> [Listing]:
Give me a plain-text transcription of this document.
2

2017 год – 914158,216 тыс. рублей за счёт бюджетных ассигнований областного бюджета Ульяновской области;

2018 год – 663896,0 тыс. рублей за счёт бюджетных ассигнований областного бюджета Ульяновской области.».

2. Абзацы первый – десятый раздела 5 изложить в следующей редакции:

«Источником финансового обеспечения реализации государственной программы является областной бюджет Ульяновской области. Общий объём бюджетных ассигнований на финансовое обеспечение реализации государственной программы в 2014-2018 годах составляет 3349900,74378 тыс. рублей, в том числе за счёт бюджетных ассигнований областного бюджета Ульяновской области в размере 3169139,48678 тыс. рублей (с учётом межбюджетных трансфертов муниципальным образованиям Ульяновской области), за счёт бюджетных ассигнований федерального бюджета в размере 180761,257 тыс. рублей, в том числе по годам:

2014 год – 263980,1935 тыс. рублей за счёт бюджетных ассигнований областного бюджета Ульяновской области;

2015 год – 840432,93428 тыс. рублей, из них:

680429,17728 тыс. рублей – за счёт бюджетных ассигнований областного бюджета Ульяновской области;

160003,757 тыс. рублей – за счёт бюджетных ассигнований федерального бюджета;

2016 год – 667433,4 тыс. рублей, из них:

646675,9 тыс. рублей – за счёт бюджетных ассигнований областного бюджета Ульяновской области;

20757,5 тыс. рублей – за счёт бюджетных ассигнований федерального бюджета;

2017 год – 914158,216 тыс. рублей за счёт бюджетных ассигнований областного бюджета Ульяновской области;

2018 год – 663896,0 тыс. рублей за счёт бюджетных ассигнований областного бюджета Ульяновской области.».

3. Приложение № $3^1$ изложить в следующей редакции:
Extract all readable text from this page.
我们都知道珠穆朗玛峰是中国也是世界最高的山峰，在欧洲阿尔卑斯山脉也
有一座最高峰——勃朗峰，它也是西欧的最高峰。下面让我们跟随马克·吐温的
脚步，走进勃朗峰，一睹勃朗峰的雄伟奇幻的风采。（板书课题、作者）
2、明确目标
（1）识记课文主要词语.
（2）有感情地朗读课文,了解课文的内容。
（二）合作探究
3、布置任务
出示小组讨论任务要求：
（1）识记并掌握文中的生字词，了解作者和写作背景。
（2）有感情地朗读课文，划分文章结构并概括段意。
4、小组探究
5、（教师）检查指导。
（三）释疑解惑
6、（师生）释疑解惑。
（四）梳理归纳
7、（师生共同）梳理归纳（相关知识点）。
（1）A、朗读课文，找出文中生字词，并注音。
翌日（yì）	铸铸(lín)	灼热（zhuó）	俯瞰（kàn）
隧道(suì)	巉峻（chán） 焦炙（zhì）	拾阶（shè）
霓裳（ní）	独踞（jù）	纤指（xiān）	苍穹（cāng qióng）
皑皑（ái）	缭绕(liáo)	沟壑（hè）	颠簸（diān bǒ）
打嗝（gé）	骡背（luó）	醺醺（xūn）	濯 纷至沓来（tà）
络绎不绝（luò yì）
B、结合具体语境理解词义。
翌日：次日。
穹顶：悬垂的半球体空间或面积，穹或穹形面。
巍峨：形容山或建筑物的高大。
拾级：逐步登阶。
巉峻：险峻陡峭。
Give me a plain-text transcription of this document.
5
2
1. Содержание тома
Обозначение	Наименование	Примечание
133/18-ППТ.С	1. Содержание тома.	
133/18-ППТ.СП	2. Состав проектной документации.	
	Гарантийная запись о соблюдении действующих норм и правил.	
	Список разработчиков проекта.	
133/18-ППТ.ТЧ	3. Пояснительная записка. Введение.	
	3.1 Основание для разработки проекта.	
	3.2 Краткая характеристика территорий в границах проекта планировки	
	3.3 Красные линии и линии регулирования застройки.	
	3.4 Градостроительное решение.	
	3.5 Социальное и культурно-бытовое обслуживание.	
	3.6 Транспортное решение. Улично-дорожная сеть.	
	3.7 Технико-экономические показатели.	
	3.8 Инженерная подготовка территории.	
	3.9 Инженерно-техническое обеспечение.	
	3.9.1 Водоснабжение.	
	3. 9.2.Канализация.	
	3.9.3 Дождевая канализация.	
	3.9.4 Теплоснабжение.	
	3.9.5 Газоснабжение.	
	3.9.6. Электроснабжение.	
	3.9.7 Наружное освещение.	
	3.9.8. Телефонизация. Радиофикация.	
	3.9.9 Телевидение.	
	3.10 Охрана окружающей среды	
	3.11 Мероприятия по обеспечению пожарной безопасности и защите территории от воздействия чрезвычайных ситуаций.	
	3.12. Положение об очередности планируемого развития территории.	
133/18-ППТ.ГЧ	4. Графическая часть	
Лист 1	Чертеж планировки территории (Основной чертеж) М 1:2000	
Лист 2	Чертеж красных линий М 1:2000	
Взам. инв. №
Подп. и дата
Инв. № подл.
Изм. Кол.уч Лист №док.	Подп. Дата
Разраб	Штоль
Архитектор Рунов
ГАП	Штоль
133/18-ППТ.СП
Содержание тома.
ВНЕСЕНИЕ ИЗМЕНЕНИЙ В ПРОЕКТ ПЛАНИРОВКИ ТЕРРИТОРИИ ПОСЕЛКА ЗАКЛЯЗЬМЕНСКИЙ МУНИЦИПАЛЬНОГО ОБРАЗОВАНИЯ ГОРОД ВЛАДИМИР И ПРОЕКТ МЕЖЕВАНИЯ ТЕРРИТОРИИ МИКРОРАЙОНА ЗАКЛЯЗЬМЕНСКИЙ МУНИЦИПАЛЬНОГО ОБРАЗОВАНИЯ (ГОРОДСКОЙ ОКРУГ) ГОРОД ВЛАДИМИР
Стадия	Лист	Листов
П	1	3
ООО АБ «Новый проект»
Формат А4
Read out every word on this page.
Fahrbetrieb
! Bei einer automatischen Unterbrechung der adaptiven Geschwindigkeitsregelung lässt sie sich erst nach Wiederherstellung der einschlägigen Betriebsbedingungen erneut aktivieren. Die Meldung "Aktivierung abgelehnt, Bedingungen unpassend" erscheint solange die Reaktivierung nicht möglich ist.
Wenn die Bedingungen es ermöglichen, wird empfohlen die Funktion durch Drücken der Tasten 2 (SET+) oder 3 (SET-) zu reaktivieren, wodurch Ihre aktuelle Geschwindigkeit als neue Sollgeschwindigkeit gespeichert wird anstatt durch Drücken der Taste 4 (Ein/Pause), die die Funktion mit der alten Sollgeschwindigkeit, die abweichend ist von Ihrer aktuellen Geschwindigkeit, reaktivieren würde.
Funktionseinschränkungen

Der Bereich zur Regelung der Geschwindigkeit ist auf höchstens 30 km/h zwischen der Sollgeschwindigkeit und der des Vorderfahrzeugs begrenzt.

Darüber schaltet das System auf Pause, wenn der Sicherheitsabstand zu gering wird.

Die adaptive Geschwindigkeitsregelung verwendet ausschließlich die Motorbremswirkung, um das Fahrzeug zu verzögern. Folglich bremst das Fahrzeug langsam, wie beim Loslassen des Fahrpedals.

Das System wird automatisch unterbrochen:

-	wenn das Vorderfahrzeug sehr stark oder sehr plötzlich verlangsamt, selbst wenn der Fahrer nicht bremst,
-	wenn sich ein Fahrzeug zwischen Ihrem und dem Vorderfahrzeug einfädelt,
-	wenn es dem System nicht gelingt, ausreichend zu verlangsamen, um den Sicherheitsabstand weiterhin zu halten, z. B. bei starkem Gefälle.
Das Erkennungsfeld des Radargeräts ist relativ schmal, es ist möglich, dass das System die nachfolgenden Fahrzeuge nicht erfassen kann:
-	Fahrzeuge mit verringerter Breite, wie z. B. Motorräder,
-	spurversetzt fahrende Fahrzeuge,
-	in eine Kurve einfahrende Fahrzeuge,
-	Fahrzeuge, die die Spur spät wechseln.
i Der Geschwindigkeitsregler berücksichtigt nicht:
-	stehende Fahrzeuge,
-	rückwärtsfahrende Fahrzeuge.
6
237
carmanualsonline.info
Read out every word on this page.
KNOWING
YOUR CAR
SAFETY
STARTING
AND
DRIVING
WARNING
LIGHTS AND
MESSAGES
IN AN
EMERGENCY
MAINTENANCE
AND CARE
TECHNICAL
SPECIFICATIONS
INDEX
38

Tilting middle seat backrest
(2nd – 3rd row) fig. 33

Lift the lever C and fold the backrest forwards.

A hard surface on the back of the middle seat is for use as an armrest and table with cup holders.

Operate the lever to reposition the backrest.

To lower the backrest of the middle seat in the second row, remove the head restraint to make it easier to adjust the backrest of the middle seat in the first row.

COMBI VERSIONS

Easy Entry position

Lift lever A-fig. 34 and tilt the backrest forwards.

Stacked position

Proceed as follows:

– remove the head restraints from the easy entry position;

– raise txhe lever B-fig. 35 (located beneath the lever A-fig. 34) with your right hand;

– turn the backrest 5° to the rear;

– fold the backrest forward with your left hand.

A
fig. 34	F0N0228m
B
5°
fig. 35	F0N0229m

> [Given request]: Of the lines in the listing, how many hold the word "Чертеж"? Nothing but the number is needed.

> [Written answer]: 2